** Aim **
Every line of the records must be repeated exactly; pictures stay out.

** Extracted records **
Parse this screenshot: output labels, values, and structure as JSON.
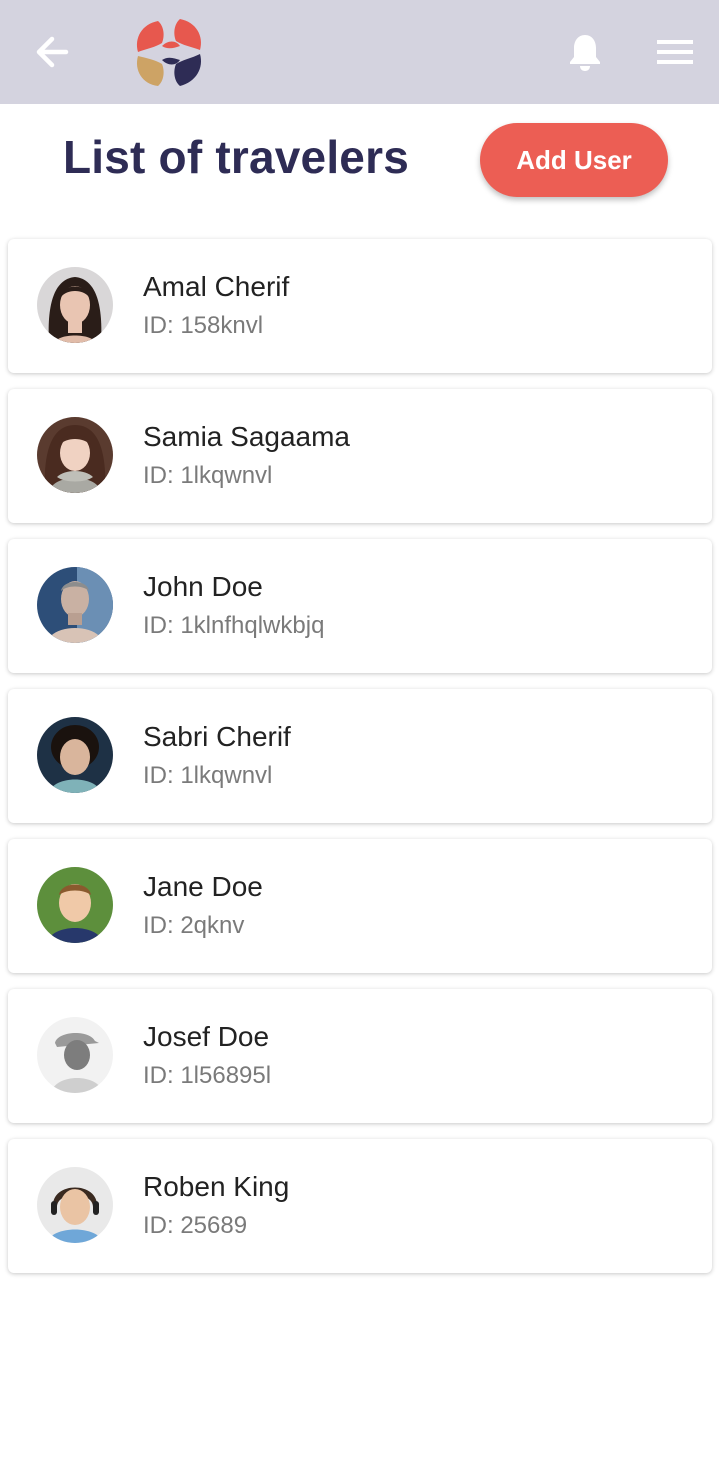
{
  "header": {
    "back_icon": "arrow-left-icon",
    "logo": "brand-logo",
    "notification_icon": "bell-icon",
    "menu_icon": "hamburger-menu-icon",
    "background_color": "#d4d3df"
  },
  "page": {
    "title": "List of travelers",
    "add_user_label": "Add User",
    "title_color": "#2e2c55",
    "accent_color": "#ec5e54"
  },
  "travelers": [
    {
      "name": "Amal Cherif",
      "id": "ID: 158knvl"
    },
    {
      "name": "Samia Sagaama",
      "id": "ID: 1lkqwnvl"
    },
    {
      "name": "John Doe",
      "id": "ID: 1klnfhqlwkbjq"
    },
    {
      "name": "Sabri Cherif",
      "id": "ID: 1lkqwnvl"
    },
    {
      "name": "Jane Doe",
      "id": "ID: 2qknv"
    },
    {
      "name": "Josef Doe",
      "id": "ID: 1l56895l"
    },
    {
      "name": "Roben King",
      "id": "ID: 25689"
    }
  ]
}
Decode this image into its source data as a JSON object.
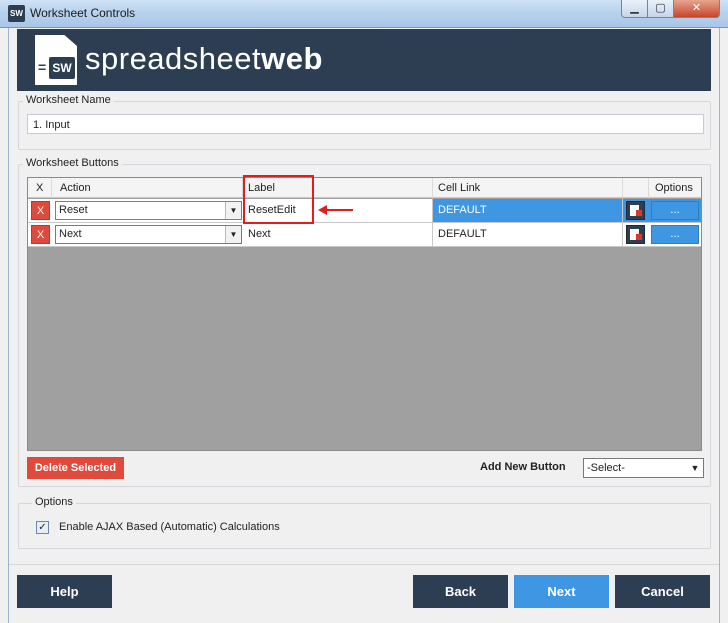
{
  "window": {
    "icon_text": "SW",
    "title": "Worksheet Controls",
    "minimize": "▁",
    "maximize": "▢",
    "close": "✕"
  },
  "logo": {
    "badge": "SW",
    "prefix": "spreadsheet",
    "suffix": "web"
  },
  "worksheet_name": {
    "legend": "Worksheet Name",
    "value": "1. Input"
  },
  "worksheet_buttons": {
    "legend": "Worksheet Buttons",
    "columns": [
      "X",
      "Action",
      "Label",
      "Cell Link",
      "Options"
    ],
    "rows": [
      {
        "delete": "X",
        "action": "Reset",
        "label": "ResetEdit",
        "cell_link": "DEFAULT",
        "options": "...",
        "selected": true
      },
      {
        "delete": "X",
        "action": "Next",
        "label": "Next",
        "cell_link": "DEFAULT",
        "options": "...",
        "selected": false
      }
    ],
    "delete_selected": "Delete Selected",
    "add_new_label": "Add New Button",
    "add_new_select": "-Select-"
  },
  "options": {
    "legend": "Options",
    "ajax_label": "Enable AJAX Based (Automatic) Calculations",
    "ajax_checked": true,
    "check_mark": "✓"
  },
  "footer": {
    "help": "Help",
    "back": "Back",
    "next": "Next",
    "cancel": "Cancel"
  },
  "colors": {
    "navy": "#2d3e53",
    "blue": "#3f97e4",
    "red": "#e04a3c"
  }
}
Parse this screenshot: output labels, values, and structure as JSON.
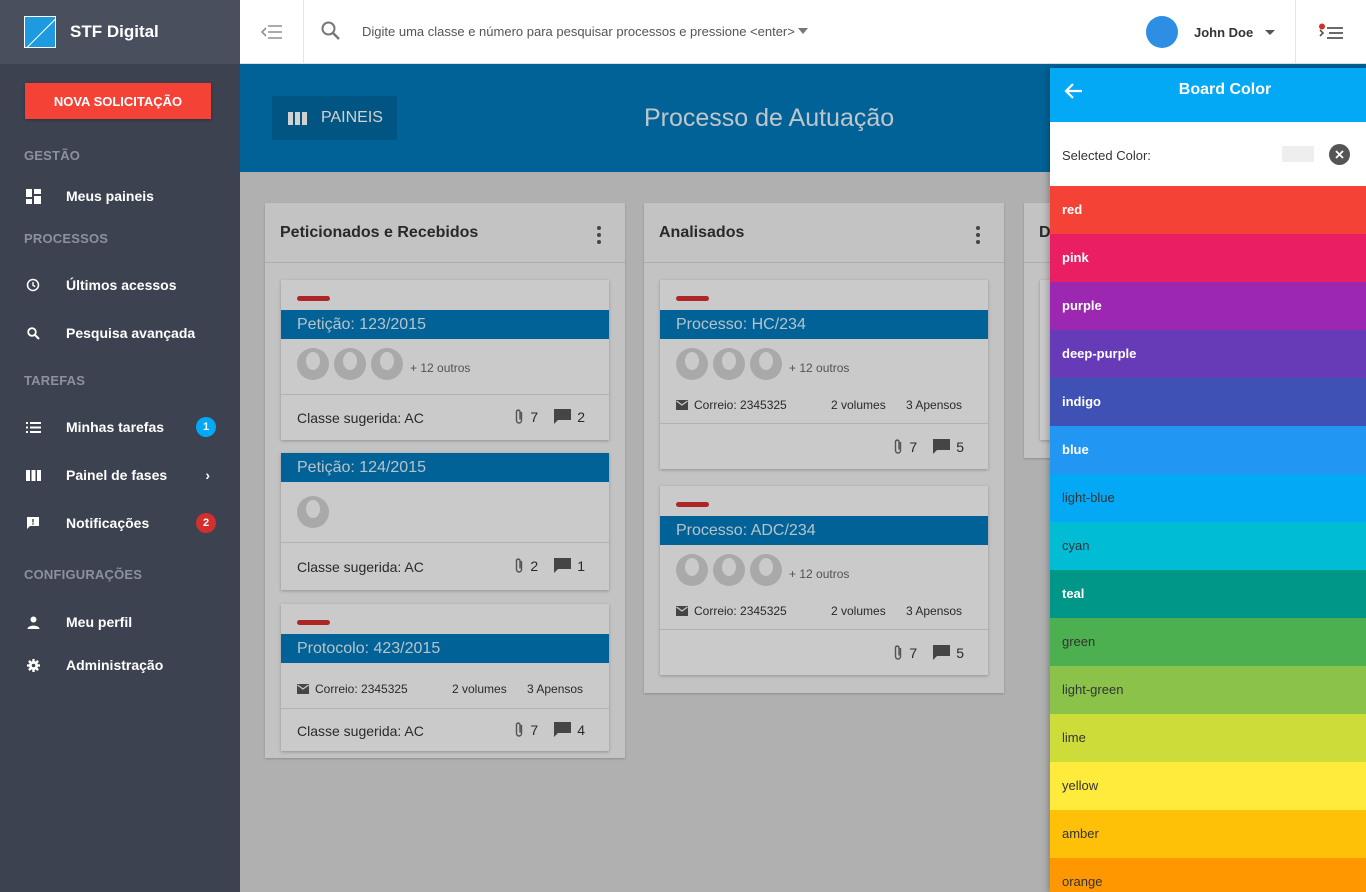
{
  "brand": {
    "name": "STF Digital"
  },
  "sidebar": {
    "new_button": "NOVA SOLICITAÇÃO",
    "sections": {
      "gestao": "GESTÃO",
      "processos": "PROCESSOS",
      "tarefas": "TAREFAS",
      "configuracoes": "CONFIGURAÇÕES"
    },
    "items": {
      "meus_paineis": "Meus paineis",
      "ultimos_acessos": "Últimos acessos",
      "pesquisa_avancada": "Pesquisa avançada",
      "minhas_tarefas": "Minhas tarefas",
      "minhas_tarefas_badge": "1",
      "painel_fases": "Painel de fases",
      "notificacoes": "Notificações",
      "notificacoes_badge": "2",
      "meu_perfil": "Meu perfil",
      "administracao": "Administração"
    },
    "colors": {
      "background": "#3d4250",
      "badge_blue": "#03a9f4",
      "badge_red": "#d32f2f",
      "new_button": "#f44336"
    }
  },
  "topbar": {
    "search_placeholder": "Digite uma classe e número para pesquisar processos e pressione <enter>",
    "user_name": "John Doe"
  },
  "header": {
    "paineis_label": "PAINEIS",
    "title": "Processo de Autuação"
  },
  "columns": [
    {
      "title": "Peticionados e Recebidos",
      "cards": [
        {
          "title": "Petição: 123/2015",
          "others": "+ 12 outros",
          "classe": "Classe sugerida: AC",
          "attachments": "7",
          "comments": "2"
        },
        {
          "title": "Petição: 124/2015",
          "classe": "Classe sugerida: AC",
          "attachments": "2",
          "comments": "1"
        },
        {
          "title": "Protocolo: 423/2015",
          "correio": "Correio: 2345325",
          "volumes": "2 volumes",
          "apensos": "3 Apensos",
          "classe": "Classe sugerida: AC",
          "attachments": "7",
          "comments": "4"
        }
      ]
    },
    {
      "title": "Analisados",
      "cards": [
        {
          "title": "Processo: HC/234",
          "others": "+ 12 outros",
          "correio": "Correio: 2345325",
          "volumes": "2 volumes",
          "apensos": "3 Apensos",
          "attachments": "7",
          "comments": "5"
        },
        {
          "title": "Processo: ADC/234",
          "others": "+ 12 outros",
          "correio": "Correio: 2345325",
          "volumes": "2 volumes",
          "apensos": "3 Apensos",
          "attachments": "7",
          "comments": "5"
        }
      ]
    },
    {
      "title": "D"
    }
  ],
  "panel": {
    "title": "Board Color",
    "selected_label": "Selected Color:",
    "colors": [
      {
        "name": "red",
        "hex": "#f44336",
        "text": "#ffffff",
        "bold": true
      },
      {
        "name": "pink",
        "hex": "#e91e63",
        "text": "#ffffff",
        "bold": true
      },
      {
        "name": "purple",
        "hex": "#9c27b0",
        "text": "#ffffff",
        "bold": true
      },
      {
        "name": "deep-purple",
        "hex": "#673ab7",
        "text": "#ffffff",
        "bold": true
      },
      {
        "name": "indigo",
        "hex": "#3f51b5",
        "text": "#ffffff",
        "bold": true
      },
      {
        "name": "blue",
        "hex": "#2196f3",
        "text": "#ffffff",
        "bold": true
      },
      {
        "name": "light-blue",
        "hex": "#03a9f4",
        "text": "#333333",
        "bold": false
      },
      {
        "name": "cyan",
        "hex": "#00bcd4",
        "text": "#333333",
        "bold": false
      },
      {
        "name": "teal",
        "hex": "#009688",
        "text": "#ffffff",
        "bold": true
      },
      {
        "name": "green",
        "hex": "#4caf50",
        "text": "#333333",
        "bold": false
      },
      {
        "name": "light-green",
        "hex": "#8bc34a",
        "text": "#333333",
        "bold": false
      },
      {
        "name": "lime",
        "hex": "#cddc39",
        "text": "#333333",
        "bold": false
      },
      {
        "name": "yellow",
        "hex": "#ffeb3b",
        "text": "#333333",
        "bold": false
      },
      {
        "name": "amber",
        "hex": "#ffc107",
        "text": "#333333",
        "bold": false
      },
      {
        "name": "orange",
        "hex": "#ff9800",
        "text": "#333333",
        "bold": false
      }
    ]
  },
  "icons": [
    "menu-collapse-icon",
    "search-icon",
    "notifications-list-icon",
    "dashboard-icon",
    "history-icon",
    "list-icon",
    "columns-icon",
    "feedback-icon",
    "person-icon",
    "gear-icon",
    "attachment-icon",
    "comment-icon",
    "mail-icon",
    "back-arrow-icon",
    "clear-icon",
    "kebab-icon"
  ]
}
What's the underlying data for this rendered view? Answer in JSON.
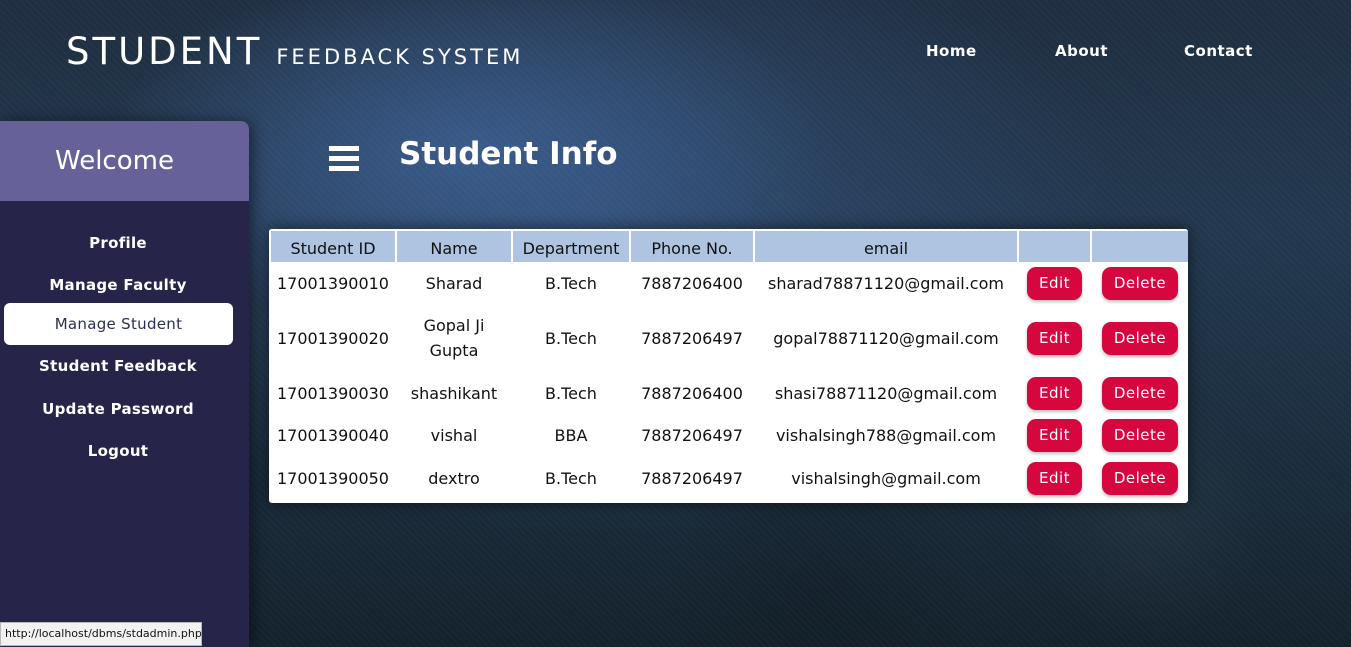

** The output **
Parse this screenshot: output labels, values, and structure as JSON.
{
  "header": {
    "back_icon": "arrow-left-icon",
    "logo": "brand-logo",
    "notification_icon": "bell-icon",
    "menu_icon": "hamburger-menu-icon",
    "background_color": "#d4d3df"
  },
  "page": {
    "title": "List of travelers",
    "add_user_label": "Add User",
    "title_color": "#2e2c55",
    "accent_color": "#ec5e54"
  },
  "travelers": [
    {
      "name": "Amal Cherif",
      "id": "ID: 158knvl"
    },
    {
      "name": "Samia Sagaama",
      "id": "ID: 1lkqwnvl"
    },
    {
      "name": "John Doe",
      "id": "ID: 1klnfhqlwkbjq"
    },
    {
      "name": "Sabri Cherif",
      "id": "ID: 1lkqwnvl"
    },
    {
      "name": "Jane Doe",
      "id": "ID: 2qknv"
    },
    {
      "name": "Josef Doe",
      "id": "ID: 1l56895l"
    },
    {
      "name": "Roben King",
      "id": "ID: 25689"
    }
  ]
}
Decode this image into its source data as a JSON object.
{
  "window": {
    "icon_text": "SW",
    "title": "Worksheet Controls",
    "minimize": "▁",
    "maximize": "▢",
    "close": "✕"
  },
  "logo": {
    "badge": "SW",
    "prefix": "spreadsheet",
    "suffix": "web"
  },
  "worksheet_name": {
    "legend": "Worksheet Name",
    "value": "1. Input"
  },
  "worksheet_buttons": {
    "legend": "Worksheet Buttons",
    "columns": [
      "X",
      "Action",
      "Label",
      "Cell Link",
      "Options"
    ],
    "rows": [
      {
        "delete": "X",
        "action": "Reset",
        "label": "ResetEdit",
        "cell_link": "DEFAULT",
        "options": "...",
        "selected": true
      },
      {
        "delete": "X",
        "action": "Next",
        "label": "Next",
        "cell_link": "DEFAULT",
        "options": "...",
        "selected": false
      }
    ],
    "delete_selected": "Delete Selected",
    "add_new_label": "Add New Button",
    "add_new_select": "-Select-"
  },
  "options": {
    "legend": "Options",
    "ajax_label": "Enable AJAX Based (Automatic) Calculations",
    "ajax_checked": true,
    "check_mark": "✓"
  },
  "footer": {
    "help": "Help",
    "back": "Back",
    "next": "Next",
    "cancel": "Cancel"
  },
  "colors": {
    "navy": "#2d3e53",
    "blue": "#3f97e4",
    "red": "#e04a3c"
  }
}
Parse this screenshot: output labels, values, and structure as JSON.
{
  "brand": {
    "name": "STF Digital"
  },
  "sidebar": {
    "new_button": "NOVA SOLICITAÇÃO",
    "sections": {
      "gestao": "GESTÃO",
      "processos": "PROCESSOS",
      "tarefas": "TAREFAS",
      "configuracoes": "CONFIGURAÇÕES"
    },
    "items": {
      "meus_paineis": "Meus paineis",
      "ultimos_acessos": "Últimos acessos",
      "pesquisa_avancada": "Pesquisa avançada",
      "minhas_tarefas": "Minhas tarefas",
      "minhas_tarefas_badge": "1",
      "painel_fases": "Painel de fases",
      "notificacoes": "Notificações",
      "notificacoes_badge": "2",
      "meu_perfil": "Meu perfil",
      "administracao": "Administração"
    },
    "colors": {
      "background": "#3d4250",
      "badge_blue": "#03a9f4",
      "badge_red": "#d32f2f",
      "new_button": "#f44336"
    }
  },
  "topbar": {
    "search_placeholder": "Digite uma classe e número para pesquisar processos e pressione <enter>",
    "user_name": "John Doe"
  },
  "header": {
    "paineis_label": "PAINEIS",
    "title": "Processo de Autuação"
  },
  "columns": [
    {
      "title": "Peticionados e Recebidos",
      "cards": [
        {
          "title": "Petição: 123/2015",
          "others": "+ 12 outros",
          "classe": "Classe sugerida: AC",
          "attachments": "7",
          "comments": "2"
        },
        {
          "title": "Petição: 124/2015",
          "classe": "Classe sugerida: AC",
          "attachments": "2",
          "comments": "1"
        },
        {
          "title": "Protocolo: 423/2015",
          "correio": "Correio: 2345325",
          "volumes": "2 volumes",
          "apensos": "3 Apensos",
          "classe": "Classe sugerida: AC",
          "attachments": "7",
          "comments": "4"
        }
      ]
    },
    {
      "title": "Analisados",
      "cards": [
        {
          "title": "Processo: HC/234",
          "others": "+ 12 outros",
          "correio": "Correio: 2345325",
          "volumes": "2 volumes",
          "apensos": "3 Apensos",
          "attachments": "7",
          "comments": "5"
        },
        {
          "title": "Processo: ADC/234",
          "others": "+ 12 outros",
          "correio": "Correio: 2345325",
          "volumes": "2 volumes",
          "apensos": "3 Apensos",
          "attachments": "7",
          "comments": "5"
        }
      ]
    },
    {
      "title": "D"
    }
  ],
  "panel": {
    "title": "Board Color",
    "selected_label": "Selected Color:",
    "colors": [
      {
        "name": "red",
        "hex": "#f44336",
        "text": "#ffffff",
        "bold": true
      },
      {
        "name": "pink",
        "hex": "#e91e63",
        "text": "#ffffff",
        "bold": true
      },
      {
        "name": "purple",
        "hex": "#9c27b0",
        "text": "#ffffff",
        "bold": true
      },
      {
        "name": "deep-purple",
        "hex": "#673ab7",
        "text": "#ffffff",
        "bold": true
      },
      {
        "name": "indigo",
        "hex": "#3f51b5",
        "text": "#ffffff",
        "bold": true
      },
      {
        "name": "blue",
        "hex": "#2196f3",
        "text": "#ffffff",
        "bold": true
      },
      {
        "name": "light-blue",
        "hex": "#03a9f4",
        "text": "#333333",
        "bold": false
      },
      {
        "name": "cyan",
        "hex": "#00bcd4",
        "text": "#333333",
        "bold": false
      },
      {
        "name": "teal",
        "hex": "#009688",
        "text": "#ffffff",
        "bold": true
      },
      {
        "name": "green",
        "hex": "#4caf50",
        "text": "#333333",
        "bold": false
      },
      {
        "name": "light-green",
        "hex": "#8bc34a",
        "text": "#333333",
        "bold": false
      },
      {
        "name": "lime",
        "hex": "#cddc39",
        "text": "#333333",
        "bold": false
      },
      {
        "name": "yellow",
        "hex": "#ffeb3b",
        "text": "#333333",
        "bold": false
      },
      {
        "name": "amber",
        "hex": "#ffc107",
        "text": "#333333",
        "bold": false
      },
      {
        "name": "orange",
        "hex": "#ff9800",
        "text": "#333333",
        "bold": false
      }
    ]
  },
  "icons": [
    "menu-collapse-icon",
    "search-icon",
    "notifications-list-icon",
    "dashboard-icon",
    "history-icon",
    "list-icon",
    "columns-icon",
    "feedback-icon",
    "person-icon",
    "gear-icon",
    "attachment-icon",
    "comment-icon",
    "mail-icon",
    "back-arrow-icon",
    "clear-icon",
    "kebab-icon"
  ]
}
What's the underlying data for this rendered view? Answer in JSON.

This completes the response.